[Data items]
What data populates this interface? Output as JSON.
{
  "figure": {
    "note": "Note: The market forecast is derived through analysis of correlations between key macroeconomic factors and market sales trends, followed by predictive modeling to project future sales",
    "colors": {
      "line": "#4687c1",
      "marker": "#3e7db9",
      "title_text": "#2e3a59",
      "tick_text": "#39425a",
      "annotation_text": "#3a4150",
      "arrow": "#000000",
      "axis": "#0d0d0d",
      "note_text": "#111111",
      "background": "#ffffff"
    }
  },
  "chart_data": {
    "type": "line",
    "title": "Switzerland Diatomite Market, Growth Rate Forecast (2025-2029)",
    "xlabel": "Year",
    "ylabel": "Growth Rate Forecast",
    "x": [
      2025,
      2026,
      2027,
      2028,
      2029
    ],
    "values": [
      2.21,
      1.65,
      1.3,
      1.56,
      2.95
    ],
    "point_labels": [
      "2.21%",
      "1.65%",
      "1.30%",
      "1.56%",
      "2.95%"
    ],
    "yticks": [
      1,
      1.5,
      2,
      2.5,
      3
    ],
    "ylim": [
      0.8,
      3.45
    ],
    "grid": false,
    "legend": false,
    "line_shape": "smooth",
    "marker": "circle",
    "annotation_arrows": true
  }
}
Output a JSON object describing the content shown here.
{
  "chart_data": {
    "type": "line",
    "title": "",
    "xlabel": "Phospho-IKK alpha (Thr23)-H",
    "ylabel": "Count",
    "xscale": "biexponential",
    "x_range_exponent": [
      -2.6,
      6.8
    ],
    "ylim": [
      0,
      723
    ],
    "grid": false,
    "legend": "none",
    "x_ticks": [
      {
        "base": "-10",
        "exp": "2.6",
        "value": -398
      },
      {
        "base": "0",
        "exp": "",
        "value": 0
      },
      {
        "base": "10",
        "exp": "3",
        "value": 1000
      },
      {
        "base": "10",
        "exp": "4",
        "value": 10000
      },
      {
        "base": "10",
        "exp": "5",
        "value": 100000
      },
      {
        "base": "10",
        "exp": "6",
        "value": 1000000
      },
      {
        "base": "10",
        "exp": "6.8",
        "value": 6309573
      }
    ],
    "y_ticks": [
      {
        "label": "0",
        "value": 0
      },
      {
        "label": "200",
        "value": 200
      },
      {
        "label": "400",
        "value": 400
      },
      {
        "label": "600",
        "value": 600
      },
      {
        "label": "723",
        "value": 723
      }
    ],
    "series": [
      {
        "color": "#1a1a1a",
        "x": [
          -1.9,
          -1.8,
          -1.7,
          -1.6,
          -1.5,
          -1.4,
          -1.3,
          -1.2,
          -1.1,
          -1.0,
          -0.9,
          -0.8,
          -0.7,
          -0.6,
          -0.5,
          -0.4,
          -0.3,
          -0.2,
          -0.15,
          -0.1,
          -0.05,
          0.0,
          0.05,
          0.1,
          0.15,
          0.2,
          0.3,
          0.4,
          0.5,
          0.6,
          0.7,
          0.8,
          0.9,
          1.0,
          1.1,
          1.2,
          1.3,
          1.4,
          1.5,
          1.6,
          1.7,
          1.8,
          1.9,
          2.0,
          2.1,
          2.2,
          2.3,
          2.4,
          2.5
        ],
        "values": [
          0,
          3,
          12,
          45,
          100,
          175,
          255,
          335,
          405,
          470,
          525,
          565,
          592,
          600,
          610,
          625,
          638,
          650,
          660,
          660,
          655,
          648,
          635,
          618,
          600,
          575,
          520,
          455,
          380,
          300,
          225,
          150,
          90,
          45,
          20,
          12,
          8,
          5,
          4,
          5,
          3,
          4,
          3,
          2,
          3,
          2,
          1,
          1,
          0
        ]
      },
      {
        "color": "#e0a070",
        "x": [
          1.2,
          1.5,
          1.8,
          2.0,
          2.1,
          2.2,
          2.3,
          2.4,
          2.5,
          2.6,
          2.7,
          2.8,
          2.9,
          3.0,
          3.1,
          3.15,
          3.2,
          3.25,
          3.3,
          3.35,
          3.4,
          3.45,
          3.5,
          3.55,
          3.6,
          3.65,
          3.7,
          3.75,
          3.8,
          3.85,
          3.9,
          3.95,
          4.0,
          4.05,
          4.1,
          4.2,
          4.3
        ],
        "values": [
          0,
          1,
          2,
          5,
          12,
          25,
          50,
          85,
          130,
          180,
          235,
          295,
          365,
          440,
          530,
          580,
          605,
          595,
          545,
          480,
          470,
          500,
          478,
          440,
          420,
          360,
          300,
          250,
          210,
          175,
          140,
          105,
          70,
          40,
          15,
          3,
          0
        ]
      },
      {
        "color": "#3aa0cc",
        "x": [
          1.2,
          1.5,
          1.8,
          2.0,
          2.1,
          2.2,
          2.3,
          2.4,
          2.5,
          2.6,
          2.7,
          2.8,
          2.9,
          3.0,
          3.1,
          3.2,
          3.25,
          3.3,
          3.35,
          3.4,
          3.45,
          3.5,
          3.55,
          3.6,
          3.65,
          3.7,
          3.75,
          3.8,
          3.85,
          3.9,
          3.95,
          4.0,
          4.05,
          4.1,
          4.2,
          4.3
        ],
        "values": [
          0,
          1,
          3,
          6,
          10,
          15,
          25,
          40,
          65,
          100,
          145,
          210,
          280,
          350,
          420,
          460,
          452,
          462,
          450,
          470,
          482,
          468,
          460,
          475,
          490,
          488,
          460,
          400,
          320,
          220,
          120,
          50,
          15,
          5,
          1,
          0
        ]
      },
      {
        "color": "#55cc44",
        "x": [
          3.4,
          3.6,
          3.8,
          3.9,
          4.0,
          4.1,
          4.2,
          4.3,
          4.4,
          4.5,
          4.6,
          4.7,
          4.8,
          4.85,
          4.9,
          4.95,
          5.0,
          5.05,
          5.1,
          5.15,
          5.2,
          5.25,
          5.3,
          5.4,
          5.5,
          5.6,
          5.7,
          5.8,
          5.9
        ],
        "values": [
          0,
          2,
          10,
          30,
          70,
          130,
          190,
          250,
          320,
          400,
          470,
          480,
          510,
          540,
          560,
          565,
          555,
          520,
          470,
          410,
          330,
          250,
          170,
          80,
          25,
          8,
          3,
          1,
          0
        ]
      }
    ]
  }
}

## Set problem
Take the entries and copy them out exactly.

## Written response
What data populates this interface? Output as JSON.
{
  "figure": {
    "note": "Note: The market forecast is derived through analysis of correlations between key macroeconomic factors and market sales trends, followed by predictive modeling to project future sales",
    "colors": {
      "line": "#4687c1",
      "marker": "#3e7db9",
      "title_text": "#2e3a59",
      "tick_text": "#39425a",
      "annotation_text": "#3a4150",
      "arrow": "#000000",
      "axis": "#0d0d0d",
      "note_text": "#111111",
      "background": "#ffffff"
    }
  },
  "chart_data": {
    "type": "line",
    "title": "Switzerland Diatomite Market, Growth Rate Forecast (2025-2029)",
    "xlabel": "Year",
    "ylabel": "Growth Rate Forecast",
    "x": [
      2025,
      2026,
      2027,
      2028,
      2029
    ],
    "values": [
      2.21,
      1.65,
      1.3,
      1.56,
      2.95
    ],
    "point_labels": [
      "2.21%",
      "1.65%",
      "1.30%",
      "1.56%",
      "2.95%"
    ],
    "yticks": [
      1,
      1.5,
      2,
      2.5,
      3
    ],
    "ylim": [
      0.8,
      3.45
    ],
    "grid": false,
    "legend": false,
    "line_shape": "smooth",
    "marker": "circle",
    "annotation_arrows": true
  }
}
Output a JSON object describing the content shown here.
{
  "chart_data": {
    "type": "line",
    "title": "",
    "xlabel": "Phospho-IKK alpha (Thr23)-H",
    "ylabel": "Count",
    "xscale": "biexponential",
    "x_range_exponent": [
      -2.6,
      6.8
    ],
    "ylim": [
      0,
      723
    ],
    "grid": false,
    "legend": "none",
    "x_ticks": [
      {
        "base": "-10",
        "exp": "2.6",
        "value": -398
      },
      {
        "base": "0",
        "exp": "",
        "value": 0
      },
      {
        "base": "10",
        "exp": "3",
        "value": 1000
      },
      {
        "base": "10",
        "exp": "4",
        "value": 10000
      },
      {
        "base": "10",
        "exp": "5",
        "value": 100000
      },
      {
        "base": "10",
        "exp": "6",
        "value": 1000000
      },
      {
        "base": "10",
        "exp": "6.8",
        "value": 6309573
      }
    ],
    "y_ticks": [
      {
        "label": "0",
        "value": 0
      },
      {
        "label": "200",
        "value": 200
      },
      {
        "label": "400",
        "value": 400
      },
      {
        "label": "600",
        "value": 600
      },
      {
        "label": "723",
        "value": 723
      }
    ],
    "series": [
      {
        "color": "#1a1a1a",
        "x": [
          -1.9,
          -1.8,
          -1.7,
          -1.6,
          -1.5,
          -1.4,
          -1.3,
          -1.2,
          -1.1,
          -1.0,
          -0.9,
          -0.8,
          -0.7,
          -0.6,
          -0.5,
          -0.4,
          -0.3,
          -0.2,
          -0.15,
          -0.1,
          -0.05,
          0.0,
          0.05,
          0.1,
          0.15,
          0.2,
          0.3,
          0.4,
          0.5,
          0.6,
          0.7,
          0.8,
          0.9,
          1.0,
          1.1,
          1.2,
          1.3,
          1.4,
          1.5,
          1.6,
          1.7,
          1.8,
          1.9,
          2.0,
          2.1,
          2.2,
          2.3,
          2.4,
          2.5
        ],
        "values": [
          0,
          3,
          12,
          45,
          100,
          175,
          255,
          335,
          405,
          470,
          525,
          565,
          592,
          600,
          610,
          625,
          638,
          650,
          660,
          660,
          655,
          648,
          635,
          618,
          600,
          575,
          520,
          455,
          380,
          300,
          225,
          150,
          90,
          45,
          20,
          12,
          8,
          5,
          4,
          5,
          3,
          4,
          3,
          2,
          3,
          2,
          1,
          1,
          0
        ]
      },
      {
        "color": "#e0a070",
        "x": [
          1.2,
          1.5,
          1.8,
          2.0,
          2.1,
          2.2,
          2.3,
          2.4,
          2.5,
          2.6,
          2.7,
          2.8,
          2.9,
          3.0,
          3.1,
          3.15,
          3.2,
          3.25,
          3.3,
          3.35,
          3.4,
          3.45,
          3.5,
          3.55,
          3.6,
          3.65,
          3.7,
          3.75,
          3.8,
          3.85,
          3.9,
          3.95,
          4.0,
          4.05,
          4.1,
          4.2,
          4.3
        ],
        "values": [
          0,
          1,
          2,
          5,
          12,
          25,
          50,
          85,
          130,
          180,
          235,
          295,
          365,
          440,
          530,
          580,
          605,
          595,
          545,
          480,
          470,
          500,
          478,
          440,
          420,
          360,
          300,
          250,
          210,
          175,
          140,
          105,
          70,
          40,
          15,
          3,
          0
        ]
      },
      {
        "color": "#3aa0cc",
        "x": [
          1.2,
          1.5,
          1.8,
          2.0,
          2.1,
          2.2,
          2.3,
          2.4,
          2.5,
          2.6,
          2.7,
          2.8,
          2.9,
          3.0,
          3.1,
          3.2,
          3.25,
          3.3,
          3.35,
          3.4,
          3.45,
          3.5,
          3.55,
          3.6,
          3.65,
          3.7,
          3.75,
          3.8,
          3.85,
          3.9,
          3.95,
          4.0,
          4.05,
          4.1,
          4.2,
          4.3
        ],
        "values": [
          0,
          1,
          3,
          6,
          10,
          15,
          25,
          40,
          65,
          100,
          145,
          210,
          280,
          350,
          420,
          460,
          452,
          462,
          450,
          470,
          482,
          468,
          460,
          475,
          490,
          488,
          460,
          400,
          320,
          220,
          120,
          50,
          15,
          5,
          1,
          0
        ]
      },
      {
        "color": "#55cc44",
        "x": [
          3.4,
          3.6,
          3.8,
          3.9,
          4.0,
          4.1,
          4.2,
          4.3,
          4.4,
          4.5,
          4.6,
          4.7,
          4.8,
          4.85,
          4.9,
          4.95,
          5.0,
          5.05,
          5.1,
          5.15,
          5.2,
          5.25,
          5.3,
          5.4,
          5.5,
          5.6,
          5.7,
          5.8,
          5.9
        ],
        "values": [
          0,
          2,
          10,
          30,
          70,
          130,
          190,
          250,
          320,
          400,
          470,
          480,
          510,
          540,
          560,
          565,
          555,
          520,
          470,
          410,
          330,
          250,
          170,
          80,
          25,
          8,
          3,
          1,
          0
        ]
      }
    ]
  }
}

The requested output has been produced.